===== ROWS

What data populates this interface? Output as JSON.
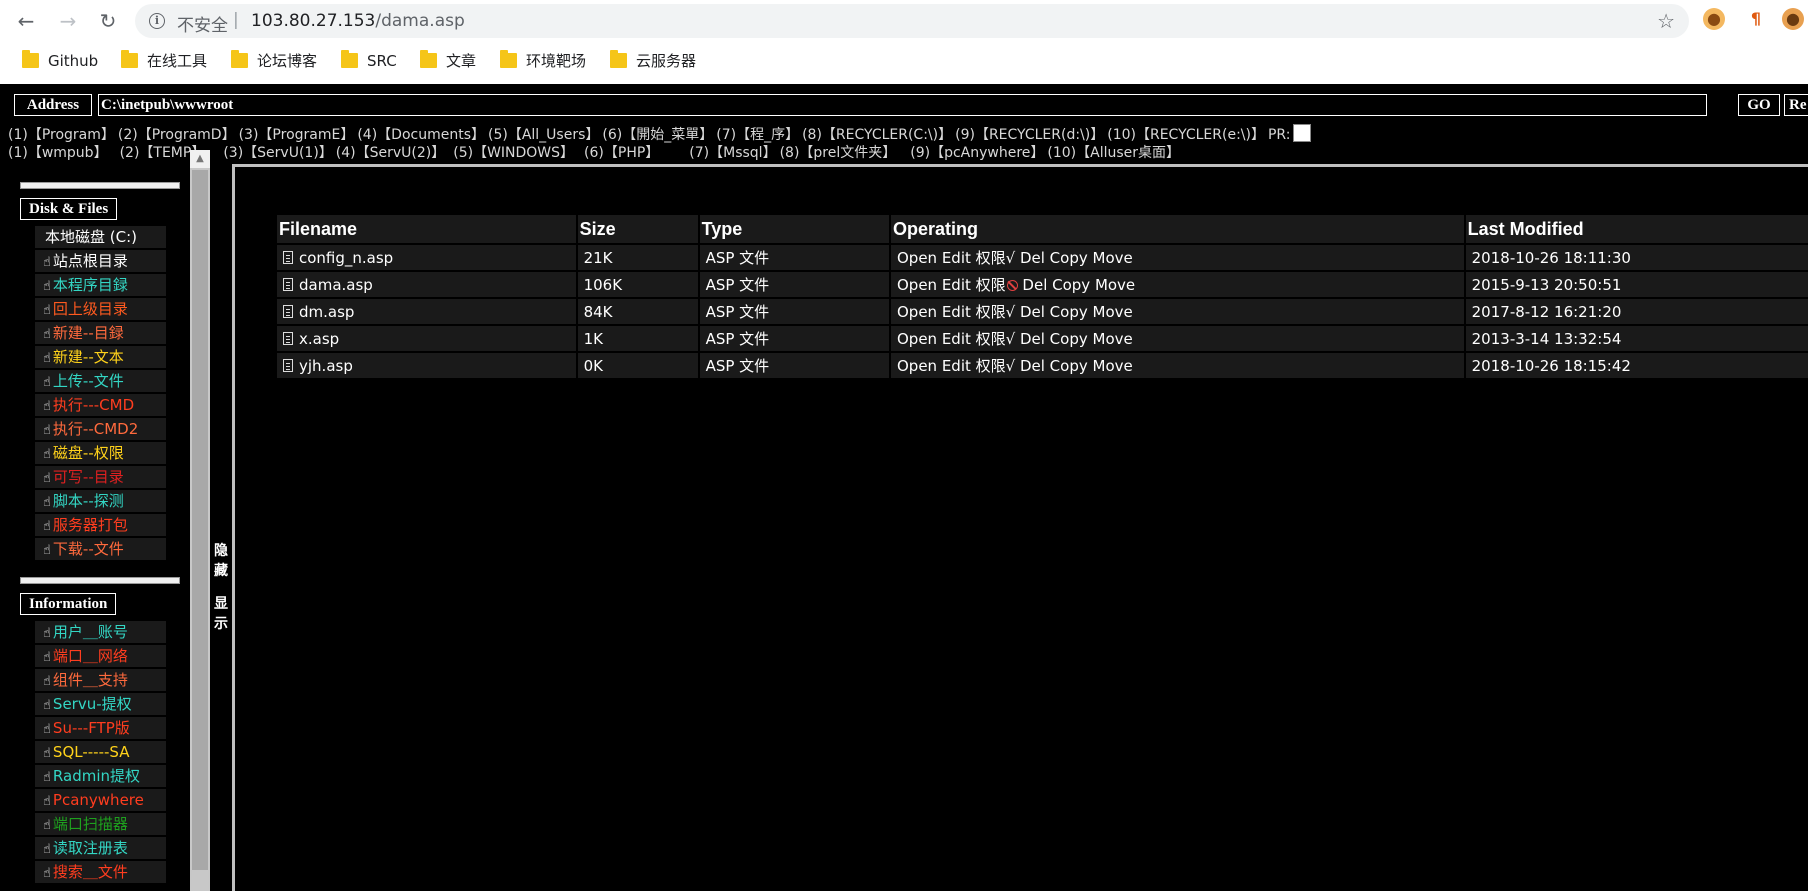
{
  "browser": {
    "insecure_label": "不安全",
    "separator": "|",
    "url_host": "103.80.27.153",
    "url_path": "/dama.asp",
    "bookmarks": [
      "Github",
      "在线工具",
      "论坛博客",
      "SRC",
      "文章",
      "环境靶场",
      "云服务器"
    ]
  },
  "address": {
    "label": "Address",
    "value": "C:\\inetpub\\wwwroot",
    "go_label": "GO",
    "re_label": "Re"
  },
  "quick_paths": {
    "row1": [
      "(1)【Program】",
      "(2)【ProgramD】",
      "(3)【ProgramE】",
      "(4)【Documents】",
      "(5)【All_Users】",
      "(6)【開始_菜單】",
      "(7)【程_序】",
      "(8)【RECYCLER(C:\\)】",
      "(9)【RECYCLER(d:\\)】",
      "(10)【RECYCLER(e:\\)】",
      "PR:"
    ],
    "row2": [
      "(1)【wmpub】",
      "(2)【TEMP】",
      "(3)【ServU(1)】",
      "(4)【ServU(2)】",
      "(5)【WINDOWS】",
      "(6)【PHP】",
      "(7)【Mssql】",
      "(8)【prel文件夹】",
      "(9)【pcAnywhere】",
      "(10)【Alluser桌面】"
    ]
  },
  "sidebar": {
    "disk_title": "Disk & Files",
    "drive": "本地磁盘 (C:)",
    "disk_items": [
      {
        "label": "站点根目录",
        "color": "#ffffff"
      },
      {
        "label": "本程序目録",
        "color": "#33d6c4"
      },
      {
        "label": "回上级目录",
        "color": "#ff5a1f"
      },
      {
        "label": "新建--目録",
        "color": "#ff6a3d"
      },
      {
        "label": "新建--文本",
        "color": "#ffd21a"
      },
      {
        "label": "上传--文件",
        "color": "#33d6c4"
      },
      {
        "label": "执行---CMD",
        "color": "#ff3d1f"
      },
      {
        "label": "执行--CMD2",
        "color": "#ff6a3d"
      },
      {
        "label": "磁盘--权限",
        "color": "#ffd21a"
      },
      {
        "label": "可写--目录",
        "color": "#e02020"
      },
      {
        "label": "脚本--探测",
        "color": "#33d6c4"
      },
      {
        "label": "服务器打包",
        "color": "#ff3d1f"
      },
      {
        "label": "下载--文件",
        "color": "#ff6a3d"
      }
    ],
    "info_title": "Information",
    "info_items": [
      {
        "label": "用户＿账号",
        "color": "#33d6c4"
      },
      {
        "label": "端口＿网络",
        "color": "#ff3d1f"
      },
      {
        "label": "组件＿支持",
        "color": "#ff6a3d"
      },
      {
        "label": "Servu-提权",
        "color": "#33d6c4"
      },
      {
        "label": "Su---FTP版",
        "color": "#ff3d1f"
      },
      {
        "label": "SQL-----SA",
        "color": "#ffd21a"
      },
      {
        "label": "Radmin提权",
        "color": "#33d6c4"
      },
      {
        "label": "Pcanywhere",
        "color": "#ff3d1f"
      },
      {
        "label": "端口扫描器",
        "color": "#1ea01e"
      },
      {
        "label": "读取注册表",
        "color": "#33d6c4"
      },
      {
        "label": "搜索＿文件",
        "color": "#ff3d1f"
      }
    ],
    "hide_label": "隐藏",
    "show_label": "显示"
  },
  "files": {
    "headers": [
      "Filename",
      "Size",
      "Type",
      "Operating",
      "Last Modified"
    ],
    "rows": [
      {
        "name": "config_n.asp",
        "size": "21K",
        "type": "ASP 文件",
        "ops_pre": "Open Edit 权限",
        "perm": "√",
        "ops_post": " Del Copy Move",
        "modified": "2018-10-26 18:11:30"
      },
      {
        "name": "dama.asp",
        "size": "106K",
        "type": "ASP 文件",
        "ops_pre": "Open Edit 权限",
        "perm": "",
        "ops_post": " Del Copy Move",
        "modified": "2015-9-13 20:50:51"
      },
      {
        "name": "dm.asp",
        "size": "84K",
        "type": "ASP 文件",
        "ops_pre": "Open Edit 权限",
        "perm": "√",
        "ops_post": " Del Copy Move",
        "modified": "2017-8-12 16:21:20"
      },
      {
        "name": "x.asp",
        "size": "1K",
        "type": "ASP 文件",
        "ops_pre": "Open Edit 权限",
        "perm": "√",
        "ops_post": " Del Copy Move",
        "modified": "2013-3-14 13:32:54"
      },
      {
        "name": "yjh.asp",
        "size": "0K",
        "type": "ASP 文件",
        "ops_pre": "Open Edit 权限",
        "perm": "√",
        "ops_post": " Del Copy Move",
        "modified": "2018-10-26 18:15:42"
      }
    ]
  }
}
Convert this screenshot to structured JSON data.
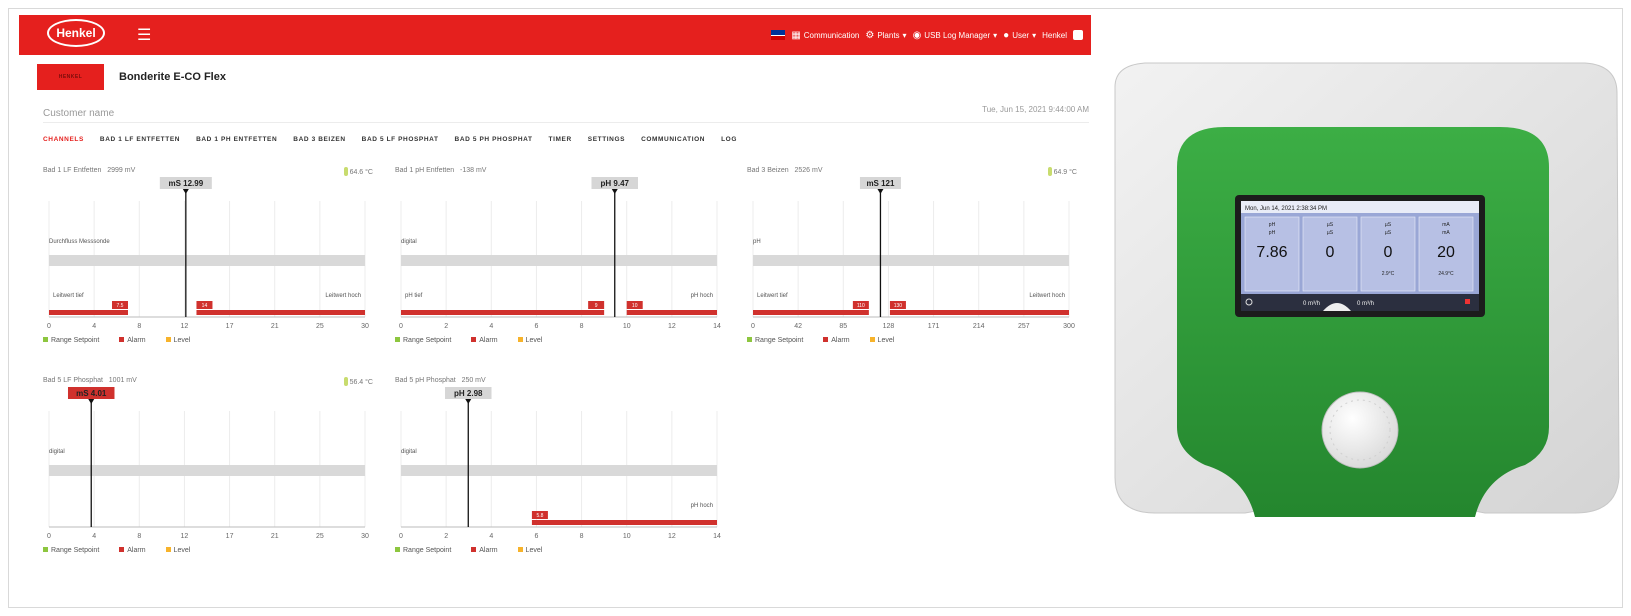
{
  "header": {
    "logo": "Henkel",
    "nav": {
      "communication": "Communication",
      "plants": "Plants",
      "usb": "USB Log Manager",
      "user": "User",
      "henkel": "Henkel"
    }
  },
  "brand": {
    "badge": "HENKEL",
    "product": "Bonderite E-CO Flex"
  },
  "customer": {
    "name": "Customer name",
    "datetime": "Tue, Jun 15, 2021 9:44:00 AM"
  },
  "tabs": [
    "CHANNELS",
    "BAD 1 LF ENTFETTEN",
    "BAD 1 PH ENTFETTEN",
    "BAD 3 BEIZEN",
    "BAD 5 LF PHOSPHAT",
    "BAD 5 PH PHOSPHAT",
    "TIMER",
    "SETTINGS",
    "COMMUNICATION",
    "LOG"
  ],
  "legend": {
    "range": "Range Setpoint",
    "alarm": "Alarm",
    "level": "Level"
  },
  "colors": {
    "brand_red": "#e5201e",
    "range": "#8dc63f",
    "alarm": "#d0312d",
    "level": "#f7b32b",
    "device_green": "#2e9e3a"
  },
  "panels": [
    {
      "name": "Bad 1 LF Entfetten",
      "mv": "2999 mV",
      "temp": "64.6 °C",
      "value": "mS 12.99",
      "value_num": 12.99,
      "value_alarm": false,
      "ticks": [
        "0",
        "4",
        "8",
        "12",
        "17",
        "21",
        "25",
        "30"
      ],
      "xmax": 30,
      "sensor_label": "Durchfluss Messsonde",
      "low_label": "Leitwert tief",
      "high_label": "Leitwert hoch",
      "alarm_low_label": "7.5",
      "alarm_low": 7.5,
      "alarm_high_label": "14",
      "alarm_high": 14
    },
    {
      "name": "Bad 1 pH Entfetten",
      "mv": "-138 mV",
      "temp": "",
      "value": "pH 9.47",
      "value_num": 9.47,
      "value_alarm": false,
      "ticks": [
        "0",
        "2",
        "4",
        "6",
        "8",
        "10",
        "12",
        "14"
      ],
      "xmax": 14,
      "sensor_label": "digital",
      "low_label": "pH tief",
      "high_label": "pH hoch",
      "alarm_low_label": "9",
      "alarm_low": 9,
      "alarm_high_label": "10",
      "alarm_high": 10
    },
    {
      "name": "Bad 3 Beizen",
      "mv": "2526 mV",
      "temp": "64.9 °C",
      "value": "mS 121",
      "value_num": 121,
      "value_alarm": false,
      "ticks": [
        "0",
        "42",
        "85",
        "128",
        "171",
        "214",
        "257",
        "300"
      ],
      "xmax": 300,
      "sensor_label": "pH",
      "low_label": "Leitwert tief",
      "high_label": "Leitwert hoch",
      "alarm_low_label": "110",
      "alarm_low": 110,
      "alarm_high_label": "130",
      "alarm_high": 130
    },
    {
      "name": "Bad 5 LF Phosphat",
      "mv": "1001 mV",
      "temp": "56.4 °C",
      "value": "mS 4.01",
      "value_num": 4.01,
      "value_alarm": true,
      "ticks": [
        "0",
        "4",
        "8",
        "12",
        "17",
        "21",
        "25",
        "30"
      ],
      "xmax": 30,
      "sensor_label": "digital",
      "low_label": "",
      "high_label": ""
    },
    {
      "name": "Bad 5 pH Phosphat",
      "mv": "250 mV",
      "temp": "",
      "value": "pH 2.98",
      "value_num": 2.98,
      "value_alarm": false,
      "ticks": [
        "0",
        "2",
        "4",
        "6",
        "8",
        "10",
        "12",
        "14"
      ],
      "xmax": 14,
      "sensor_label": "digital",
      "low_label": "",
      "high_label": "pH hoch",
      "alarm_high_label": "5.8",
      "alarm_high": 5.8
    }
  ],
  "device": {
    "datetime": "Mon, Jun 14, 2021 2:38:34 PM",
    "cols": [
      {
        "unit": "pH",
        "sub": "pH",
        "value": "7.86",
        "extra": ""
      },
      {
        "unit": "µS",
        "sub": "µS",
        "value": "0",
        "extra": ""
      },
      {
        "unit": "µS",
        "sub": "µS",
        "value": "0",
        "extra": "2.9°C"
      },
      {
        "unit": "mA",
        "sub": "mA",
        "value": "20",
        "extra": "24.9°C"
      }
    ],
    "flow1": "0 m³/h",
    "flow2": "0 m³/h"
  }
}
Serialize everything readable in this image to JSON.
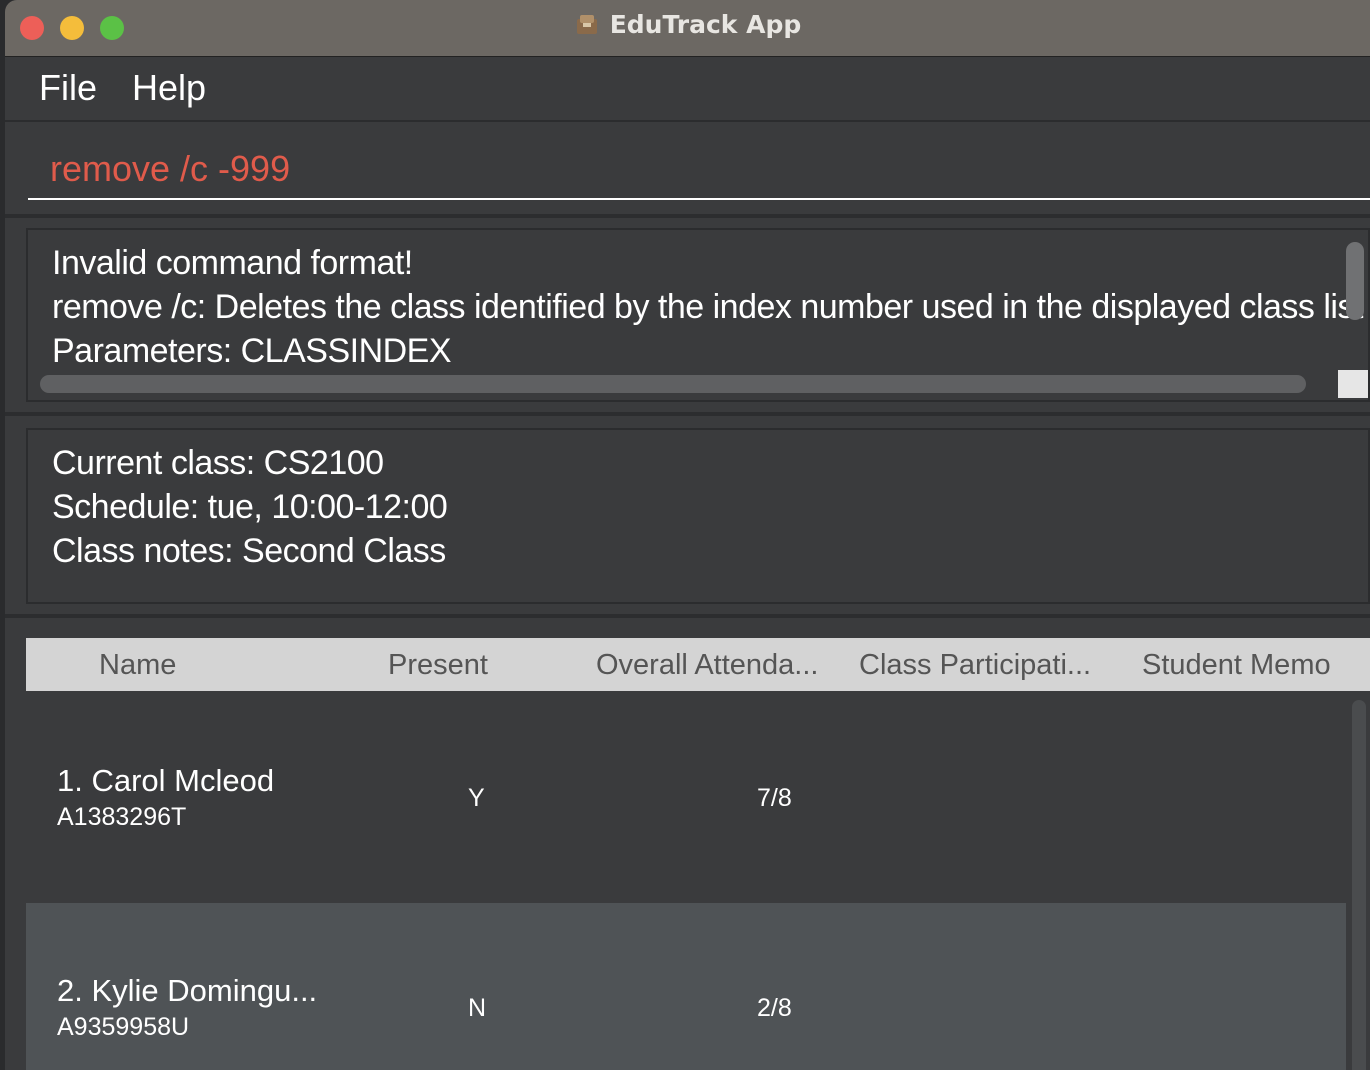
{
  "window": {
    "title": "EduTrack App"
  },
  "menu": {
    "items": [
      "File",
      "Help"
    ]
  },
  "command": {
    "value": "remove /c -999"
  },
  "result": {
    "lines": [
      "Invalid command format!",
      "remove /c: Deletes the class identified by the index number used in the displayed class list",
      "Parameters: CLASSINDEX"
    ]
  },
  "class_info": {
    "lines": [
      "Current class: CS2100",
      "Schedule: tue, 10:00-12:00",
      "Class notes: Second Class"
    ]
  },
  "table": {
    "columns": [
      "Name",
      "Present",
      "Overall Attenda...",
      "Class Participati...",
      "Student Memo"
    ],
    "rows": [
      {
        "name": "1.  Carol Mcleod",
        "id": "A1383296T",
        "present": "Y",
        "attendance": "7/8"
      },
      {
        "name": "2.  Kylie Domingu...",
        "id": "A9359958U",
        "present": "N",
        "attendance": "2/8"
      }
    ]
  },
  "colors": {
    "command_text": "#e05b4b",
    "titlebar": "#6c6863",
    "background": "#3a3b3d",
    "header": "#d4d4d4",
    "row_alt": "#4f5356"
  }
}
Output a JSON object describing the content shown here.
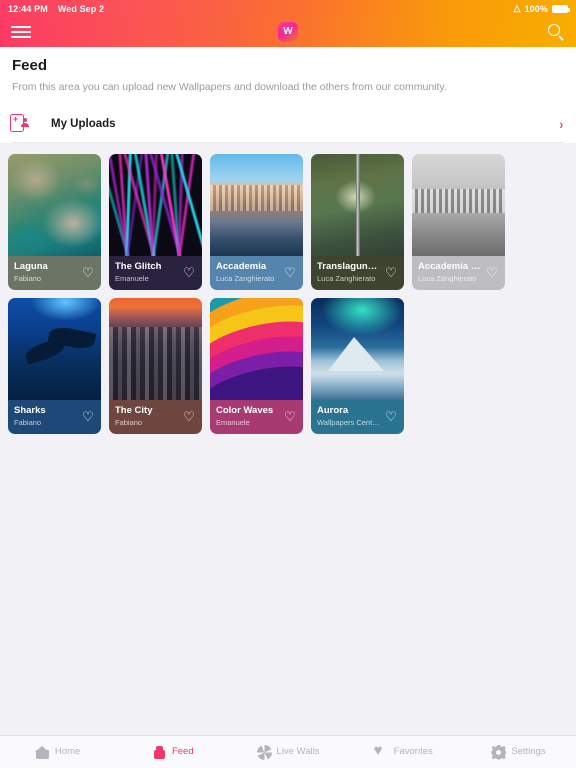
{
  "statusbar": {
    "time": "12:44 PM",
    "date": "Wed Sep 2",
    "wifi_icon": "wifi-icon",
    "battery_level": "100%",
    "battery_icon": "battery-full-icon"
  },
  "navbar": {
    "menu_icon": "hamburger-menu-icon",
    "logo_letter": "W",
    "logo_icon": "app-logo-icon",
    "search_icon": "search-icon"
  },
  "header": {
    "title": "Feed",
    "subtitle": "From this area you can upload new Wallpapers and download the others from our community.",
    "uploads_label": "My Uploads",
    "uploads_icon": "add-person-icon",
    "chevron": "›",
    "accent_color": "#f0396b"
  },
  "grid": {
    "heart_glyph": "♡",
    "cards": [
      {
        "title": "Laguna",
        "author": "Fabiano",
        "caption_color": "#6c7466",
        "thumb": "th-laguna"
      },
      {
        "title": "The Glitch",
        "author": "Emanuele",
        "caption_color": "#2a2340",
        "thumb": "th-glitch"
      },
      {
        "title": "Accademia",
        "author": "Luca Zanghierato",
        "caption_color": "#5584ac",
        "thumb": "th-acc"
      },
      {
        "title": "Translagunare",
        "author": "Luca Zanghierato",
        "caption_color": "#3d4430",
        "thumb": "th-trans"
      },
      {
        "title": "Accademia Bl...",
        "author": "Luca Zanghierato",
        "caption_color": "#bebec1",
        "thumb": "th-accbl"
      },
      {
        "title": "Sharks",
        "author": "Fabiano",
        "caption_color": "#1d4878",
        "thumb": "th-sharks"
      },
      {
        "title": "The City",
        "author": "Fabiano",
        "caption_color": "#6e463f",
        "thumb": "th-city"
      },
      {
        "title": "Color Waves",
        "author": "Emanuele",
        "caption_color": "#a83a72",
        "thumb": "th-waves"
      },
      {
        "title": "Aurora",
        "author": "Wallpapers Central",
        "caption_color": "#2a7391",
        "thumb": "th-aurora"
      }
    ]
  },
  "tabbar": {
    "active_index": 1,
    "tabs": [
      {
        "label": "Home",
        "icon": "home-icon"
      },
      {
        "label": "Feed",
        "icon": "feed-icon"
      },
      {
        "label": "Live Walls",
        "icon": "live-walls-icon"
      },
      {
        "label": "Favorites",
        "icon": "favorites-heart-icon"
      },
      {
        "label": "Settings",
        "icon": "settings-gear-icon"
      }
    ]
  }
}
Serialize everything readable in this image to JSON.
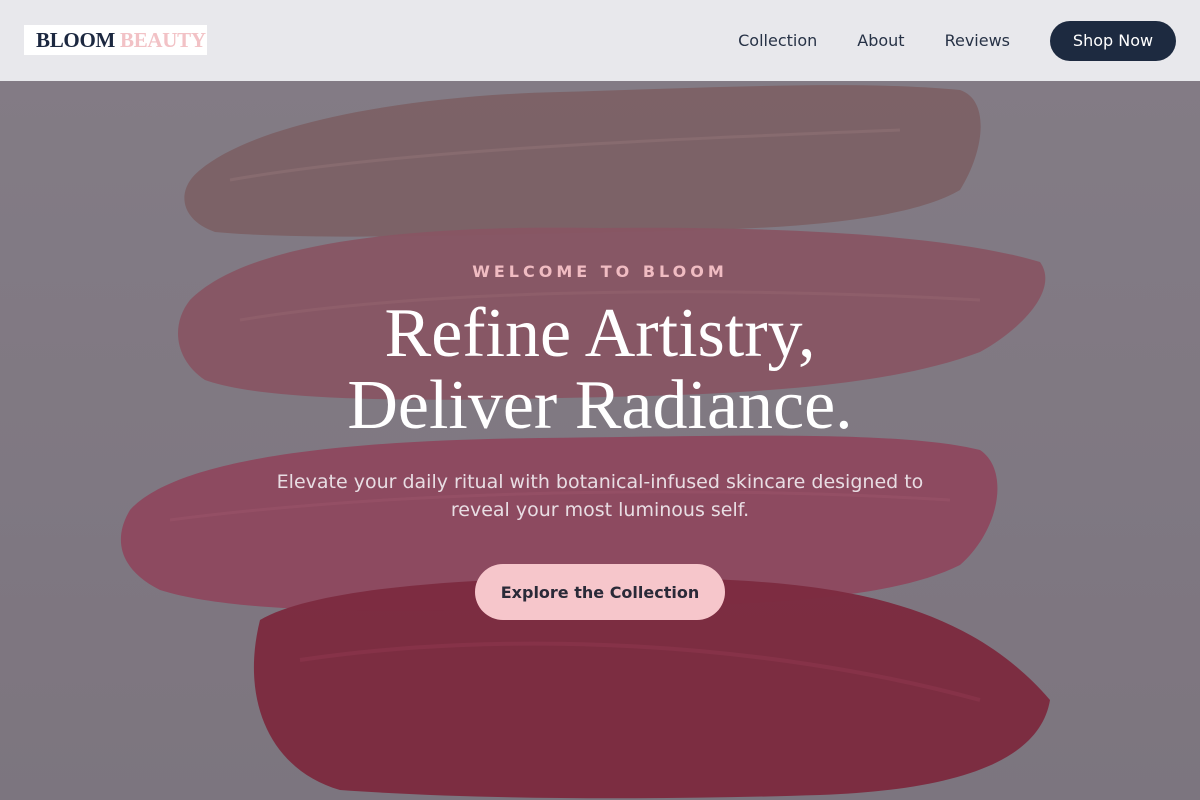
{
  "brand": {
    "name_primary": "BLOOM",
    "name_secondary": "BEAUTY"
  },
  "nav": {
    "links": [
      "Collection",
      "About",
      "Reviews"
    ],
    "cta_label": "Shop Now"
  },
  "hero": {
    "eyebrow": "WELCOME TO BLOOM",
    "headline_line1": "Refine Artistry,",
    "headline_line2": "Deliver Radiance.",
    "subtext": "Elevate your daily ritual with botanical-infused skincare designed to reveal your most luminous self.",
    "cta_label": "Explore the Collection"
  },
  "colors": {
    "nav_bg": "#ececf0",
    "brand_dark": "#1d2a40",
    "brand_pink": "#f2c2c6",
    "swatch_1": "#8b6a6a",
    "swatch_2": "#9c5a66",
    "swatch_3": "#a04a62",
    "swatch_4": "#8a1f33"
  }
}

==========

▸ **EXERCISE DESCRIPTION**
Return all the lines that contain the string "this".

▸ **THE REPLY**
What data populates this interface? Output as JSON.
Convert this screenshot to structured JSON data.
Serialize everything readable in this image to JSON.
    "subtitle": "From this area you can upload new Wallpapers and download the others from our community.",
Serialize everything readable in this image to JSON.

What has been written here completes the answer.